§ GOAL
Write the listing below out again exactly, dropping the images.

§ ENTRIES SHOWN
- - -

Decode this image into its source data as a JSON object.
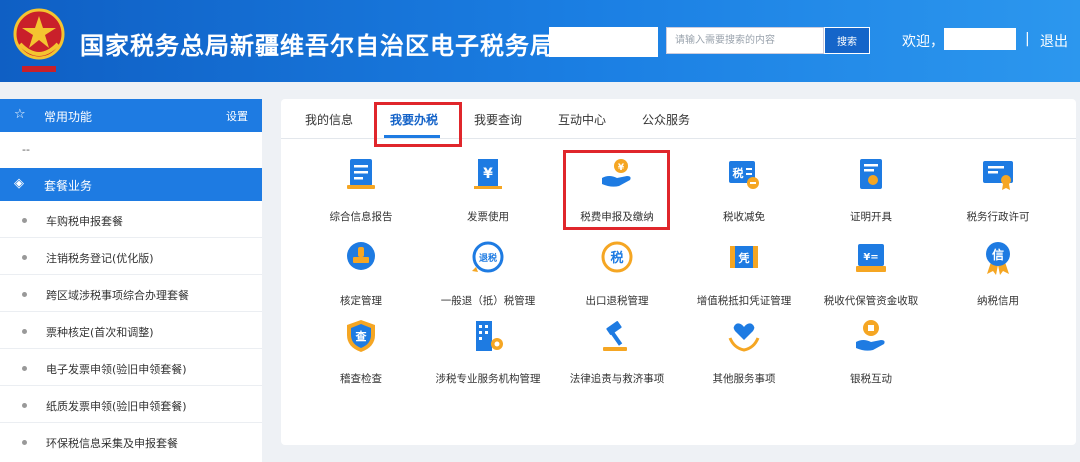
{
  "header": {
    "title": "国家税务总局新疆维吾尔自治区电子税务局",
    "search_placeholder": "请输入需要搜索的内容",
    "search_button": "搜索",
    "welcome": "欢迎，",
    "separator": "|",
    "logout": "退出",
    "colors": {
      "bar_start": "#0f5fc4",
      "bar_end": "#2c97ee"
    }
  },
  "sidebar": {
    "common_header": {
      "icon": "star-icon",
      "label": "常用功能",
      "setting": "设置"
    },
    "common_placeholder": "--",
    "package_header": {
      "icon": "layers-icon",
      "label": "套餐业务"
    },
    "items": [
      {
        "label": "车购税申报套餐"
      },
      {
        "label": "注销税务登记(优化版)"
      },
      {
        "label": "跨区域涉税事项综合办理套餐"
      },
      {
        "label": "票种核定(首次和调整)"
      },
      {
        "label": "电子发票申领(验旧申领套餐)"
      },
      {
        "label": "纸质发票申领(验旧申领套餐)"
      },
      {
        "label": "环保税信息采集及申报套餐"
      }
    ]
  },
  "tabs": [
    {
      "label": "我的信息",
      "active": false
    },
    {
      "label": "我要办税",
      "active": true
    },
    {
      "label": "我要查询",
      "active": false
    },
    {
      "label": "互动中心",
      "active": false
    },
    {
      "label": "公众服务",
      "active": false
    }
  ],
  "services": [
    {
      "label": "综合信息报告",
      "icon": "document-icon",
      "highlighted": false
    },
    {
      "label": "发票使用",
      "icon": "invoice-yuan-icon",
      "highlighted": false
    },
    {
      "label": "税费申报及缴纳",
      "icon": "hand-coin-icon",
      "highlighted": true
    },
    {
      "label": "税收减免",
      "icon": "tax-reduce-icon",
      "icon_text": "税",
      "highlighted": false
    },
    {
      "label": "证明开具",
      "icon": "certificate-icon",
      "highlighted": false
    },
    {
      "label": "税务行政许可",
      "icon": "license-icon",
      "highlighted": false
    },
    {
      "label": "核定管理",
      "icon": "stamp-icon",
      "highlighted": false
    },
    {
      "label": "一般退（抵）税管理",
      "icon": "refund-icon",
      "icon_text": "退税",
      "highlighted": false
    },
    {
      "label": "出口退税管理",
      "icon": "export-refund-icon",
      "icon_text": "税",
      "highlighted": false
    },
    {
      "label": "增值税抵扣凭证管理",
      "icon": "voucher-icon",
      "icon_text": "凭",
      "highlighted": false
    },
    {
      "label": "税收代保管资金收取",
      "icon": "fund-icon",
      "highlighted": false
    },
    {
      "label": "纳税信用",
      "icon": "credit-medal-icon",
      "icon_text": "信",
      "highlighted": false
    },
    {
      "label": "稽查检查",
      "icon": "inspect-shield-icon",
      "icon_text": "查",
      "highlighted": false
    },
    {
      "label": "涉税专业服务机构管理",
      "icon": "building-gear-icon",
      "highlighted": false
    },
    {
      "label": "法律追责与救济事项",
      "icon": "gavel-icon",
      "highlighted": false
    },
    {
      "label": "其他服务事项",
      "icon": "heart-hands-icon",
      "highlighted": false
    },
    {
      "label": "银税互动",
      "icon": "coin-hand-icon",
      "highlighted": false
    }
  ],
  "colors": {
    "accent": "#1e7be2",
    "highlight": "#e0262b",
    "orange": "#f5a623"
  }
}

- - -

§ EXERCISE ANSWER
Decode this image into its source data as a JSON object.
{
  "header": {
    "title": "国家税务总局新疆维吾尔自治区电子税务局",
    "search_placeholder": "请输入需要搜索的内容",
    "search_button": "搜索",
    "welcome": "欢迎，",
    "separator": "|",
    "logout": "退出",
    "colors": {
      "bar_start": "#0f5fc4",
      "bar_end": "#2c97ee"
    }
  },
  "sidebar": {
    "common_header": {
      "icon": "star-icon",
      "label": "常用功能",
      "setting": "设置"
    },
    "common_placeholder": "--",
    "package_header": {
      "icon": "layers-icon",
      "label": "套餐业务"
    },
    "items": [
      {
        "label": "车购税申报套餐"
      },
      {
        "label": "注销税务登记(优化版)"
      },
      {
        "label": "跨区域涉税事项综合办理套餐"
      },
      {
        "label": "票种核定(首次和调整)"
      },
      {
        "label": "电子发票申领(验旧申领套餐)"
      },
      {
        "label": "纸质发票申领(验旧申领套餐)"
      },
      {
        "label": "环保税信息采集及申报套餐"
      }
    ]
  },
  "tabs": [
    {
      "label": "我的信息",
      "active": false
    },
    {
      "label": "我要办税",
      "active": true
    },
    {
      "label": "我要查询",
      "active": false
    },
    {
      "label": "互动中心",
      "active": false
    },
    {
      "label": "公众服务",
      "active": false
    }
  ],
  "services": [
    {
      "label": "综合信息报告",
      "icon": "document-icon",
      "highlighted": false
    },
    {
      "label": "发票使用",
      "icon": "invoice-yuan-icon",
      "highlighted": false
    },
    {
      "label": "税费申报及缴纳",
      "icon": "hand-coin-icon",
      "highlighted": true
    },
    {
      "label": "税收减免",
      "icon": "tax-reduce-icon",
      "icon_text": "税",
      "highlighted": false
    },
    {
      "label": "证明开具",
      "icon": "certificate-icon",
      "highlighted": false
    },
    {
      "label": "税务行政许可",
      "icon": "license-icon",
      "highlighted": false
    },
    {
      "label": "核定管理",
      "icon": "stamp-icon",
      "highlighted": false
    },
    {
      "label": "一般退（抵）税管理",
      "icon": "refund-icon",
      "icon_text": "退税",
      "highlighted": false
    },
    {
      "label": "出口退税管理",
      "icon": "export-refund-icon",
      "icon_text": "税",
      "highlighted": false
    },
    {
      "label": "增值税抵扣凭证管理",
      "icon": "voucher-icon",
      "icon_text": "凭",
      "highlighted": false
    },
    {
      "label": "税收代保管资金收取",
      "icon": "fund-icon",
      "highlighted": false
    },
    {
      "label": "纳税信用",
      "icon": "credit-medal-icon",
      "icon_text": "信",
      "highlighted": false
    },
    {
      "label": "稽查检查",
      "icon": "inspect-shield-icon",
      "icon_text": "查",
      "highlighted": false
    },
    {
      "label": "涉税专业服务机构管理",
      "icon": "building-gear-icon",
      "highlighted": false
    },
    {
      "label": "法律追责与救济事项",
      "icon": "gavel-icon",
      "highlighted": false
    },
    {
      "label": "其他服务事项",
      "icon": "heart-hands-icon",
      "highlighted": false
    },
    {
      "label": "银税互动",
      "icon": "coin-hand-icon",
      "highlighted": false
    }
  ],
  "colors": {
    "accent": "#1e7be2",
    "highlight": "#e0262b",
    "orange": "#f5a623"
  }
}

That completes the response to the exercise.